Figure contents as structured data
Start
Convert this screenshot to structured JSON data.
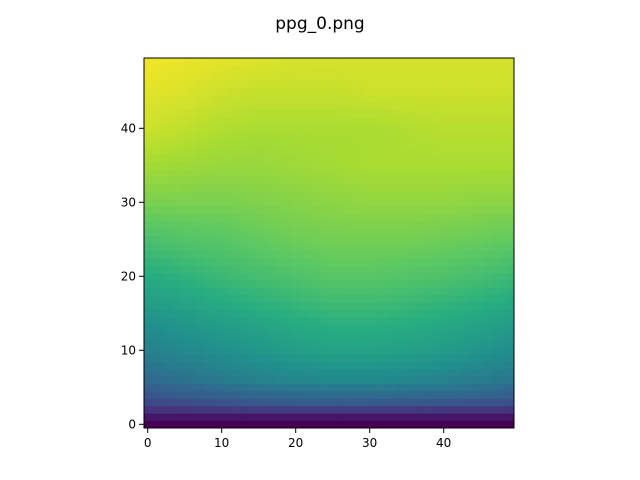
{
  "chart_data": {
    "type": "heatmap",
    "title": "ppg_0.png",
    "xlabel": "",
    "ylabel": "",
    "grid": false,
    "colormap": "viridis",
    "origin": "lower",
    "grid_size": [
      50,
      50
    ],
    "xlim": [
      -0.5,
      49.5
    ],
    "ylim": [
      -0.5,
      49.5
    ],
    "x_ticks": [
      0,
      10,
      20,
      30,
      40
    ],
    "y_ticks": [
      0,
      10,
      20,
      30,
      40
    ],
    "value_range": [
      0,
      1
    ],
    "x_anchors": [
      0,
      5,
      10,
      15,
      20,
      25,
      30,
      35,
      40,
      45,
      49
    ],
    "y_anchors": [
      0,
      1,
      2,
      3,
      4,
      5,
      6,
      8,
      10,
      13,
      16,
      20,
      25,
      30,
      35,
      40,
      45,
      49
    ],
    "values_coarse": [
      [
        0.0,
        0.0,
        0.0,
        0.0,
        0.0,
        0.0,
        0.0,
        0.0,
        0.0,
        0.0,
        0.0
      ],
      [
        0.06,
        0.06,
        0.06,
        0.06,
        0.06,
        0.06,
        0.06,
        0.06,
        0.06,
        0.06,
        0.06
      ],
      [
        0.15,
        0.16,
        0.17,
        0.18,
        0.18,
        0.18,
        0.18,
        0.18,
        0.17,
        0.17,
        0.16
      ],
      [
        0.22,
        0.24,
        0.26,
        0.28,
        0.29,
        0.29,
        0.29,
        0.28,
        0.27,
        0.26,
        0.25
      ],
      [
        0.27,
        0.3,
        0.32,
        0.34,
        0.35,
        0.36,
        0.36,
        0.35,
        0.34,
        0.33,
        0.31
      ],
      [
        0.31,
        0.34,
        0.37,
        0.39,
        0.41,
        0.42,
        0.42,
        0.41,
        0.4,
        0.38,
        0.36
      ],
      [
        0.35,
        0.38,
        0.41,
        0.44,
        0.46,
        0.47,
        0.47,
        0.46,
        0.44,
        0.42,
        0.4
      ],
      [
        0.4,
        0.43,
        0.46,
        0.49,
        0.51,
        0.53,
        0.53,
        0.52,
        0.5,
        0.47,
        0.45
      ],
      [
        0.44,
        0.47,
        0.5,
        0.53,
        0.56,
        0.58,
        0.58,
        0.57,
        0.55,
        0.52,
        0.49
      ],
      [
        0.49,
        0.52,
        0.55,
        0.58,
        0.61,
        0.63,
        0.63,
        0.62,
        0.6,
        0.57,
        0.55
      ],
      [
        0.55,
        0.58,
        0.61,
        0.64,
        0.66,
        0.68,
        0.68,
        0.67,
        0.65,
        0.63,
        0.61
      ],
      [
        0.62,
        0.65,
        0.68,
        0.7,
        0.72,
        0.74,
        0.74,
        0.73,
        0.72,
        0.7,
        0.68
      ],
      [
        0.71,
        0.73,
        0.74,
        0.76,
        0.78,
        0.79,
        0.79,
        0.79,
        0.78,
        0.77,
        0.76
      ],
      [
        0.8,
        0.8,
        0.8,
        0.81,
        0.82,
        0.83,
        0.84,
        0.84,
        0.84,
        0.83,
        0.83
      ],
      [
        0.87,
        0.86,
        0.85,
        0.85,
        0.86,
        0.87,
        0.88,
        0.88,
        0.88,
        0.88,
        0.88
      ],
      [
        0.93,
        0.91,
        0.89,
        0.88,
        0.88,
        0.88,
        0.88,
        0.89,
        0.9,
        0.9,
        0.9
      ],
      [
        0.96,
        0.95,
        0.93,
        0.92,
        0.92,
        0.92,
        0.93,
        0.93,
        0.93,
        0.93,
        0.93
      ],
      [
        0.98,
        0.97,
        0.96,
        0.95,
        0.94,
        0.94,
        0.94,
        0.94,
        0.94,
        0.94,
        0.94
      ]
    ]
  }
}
End
• _Directive_: Retype each entry precisely. Skip images entirely.

• _Solution to this problem_:
Convert this screenshot to structured JSON data.
{
  "chart_data": {
    "type": "heatmap",
    "title": "ppg_0.png",
    "xlabel": "",
    "ylabel": "",
    "grid": false,
    "colormap": "viridis",
    "origin": "lower",
    "grid_size": [
      50,
      50
    ],
    "xlim": [
      -0.5,
      49.5
    ],
    "ylim": [
      -0.5,
      49.5
    ],
    "x_ticks": [
      0,
      10,
      20,
      30,
      40
    ],
    "y_ticks": [
      0,
      10,
      20,
      30,
      40
    ],
    "value_range": [
      0,
      1
    ],
    "x_anchors": [
      0,
      5,
      10,
      15,
      20,
      25,
      30,
      35,
      40,
      45,
      49
    ],
    "y_anchors": [
      0,
      1,
      2,
      3,
      4,
      5,
      6,
      8,
      10,
      13,
      16,
      20,
      25,
      30,
      35,
      40,
      45,
      49
    ],
    "values_coarse": [
      [
        0.0,
        0.0,
        0.0,
        0.0,
        0.0,
        0.0,
        0.0,
        0.0,
        0.0,
        0.0,
        0.0
      ],
      [
        0.06,
        0.06,
        0.06,
        0.06,
        0.06,
        0.06,
        0.06,
        0.06,
        0.06,
        0.06,
        0.06
      ],
      [
        0.15,
        0.16,
        0.17,
        0.18,
        0.18,
        0.18,
        0.18,
        0.18,
        0.17,
        0.17,
        0.16
      ],
      [
        0.22,
        0.24,
        0.26,
        0.28,
        0.29,
        0.29,
        0.29,
        0.28,
        0.27,
        0.26,
        0.25
      ],
      [
        0.27,
        0.3,
        0.32,
        0.34,
        0.35,
        0.36,
        0.36,
        0.35,
        0.34,
        0.33,
        0.31
      ],
      [
        0.31,
        0.34,
        0.37,
        0.39,
        0.41,
        0.42,
        0.42,
        0.41,
        0.4,
        0.38,
        0.36
      ],
      [
        0.35,
        0.38,
        0.41,
        0.44,
        0.46,
        0.47,
        0.47,
        0.46,
        0.44,
        0.42,
        0.4
      ],
      [
        0.4,
        0.43,
        0.46,
        0.49,
        0.51,
        0.53,
        0.53,
        0.52,
        0.5,
        0.47,
        0.45
      ],
      [
        0.44,
        0.47,
        0.5,
        0.53,
        0.56,
        0.58,
        0.58,
        0.57,
        0.55,
        0.52,
        0.49
      ],
      [
        0.49,
        0.52,
        0.55,
        0.58,
        0.61,
        0.63,
        0.63,
        0.62,
        0.6,
        0.57,
        0.55
      ],
      [
        0.55,
        0.58,
        0.61,
        0.64,
        0.66,
        0.68,
        0.68,
        0.67,
        0.65,
        0.63,
        0.61
      ],
      [
        0.62,
        0.65,
        0.68,
        0.7,
        0.72,
        0.74,
        0.74,
        0.73,
        0.72,
        0.7,
        0.68
      ],
      [
        0.71,
        0.73,
        0.74,
        0.76,
        0.78,
        0.79,
        0.79,
        0.79,
        0.78,
        0.77,
        0.76
      ],
      [
        0.8,
        0.8,
        0.8,
        0.81,
        0.82,
        0.83,
        0.84,
        0.84,
        0.84,
        0.83,
        0.83
      ],
      [
        0.87,
        0.86,
        0.85,
        0.85,
        0.86,
        0.87,
        0.88,
        0.88,
        0.88,
        0.88,
        0.88
      ],
      [
        0.93,
        0.91,
        0.89,
        0.88,
        0.88,
        0.88,
        0.88,
        0.89,
        0.9,
        0.9,
        0.9
      ],
      [
        0.96,
        0.95,
        0.93,
        0.92,
        0.92,
        0.92,
        0.93,
        0.93,
        0.93,
        0.93,
        0.93
      ],
      [
        0.98,
        0.97,
        0.96,
        0.95,
        0.94,
        0.94,
        0.94,
        0.94,
        0.94,
        0.94,
        0.94
      ]
    ]
  }
}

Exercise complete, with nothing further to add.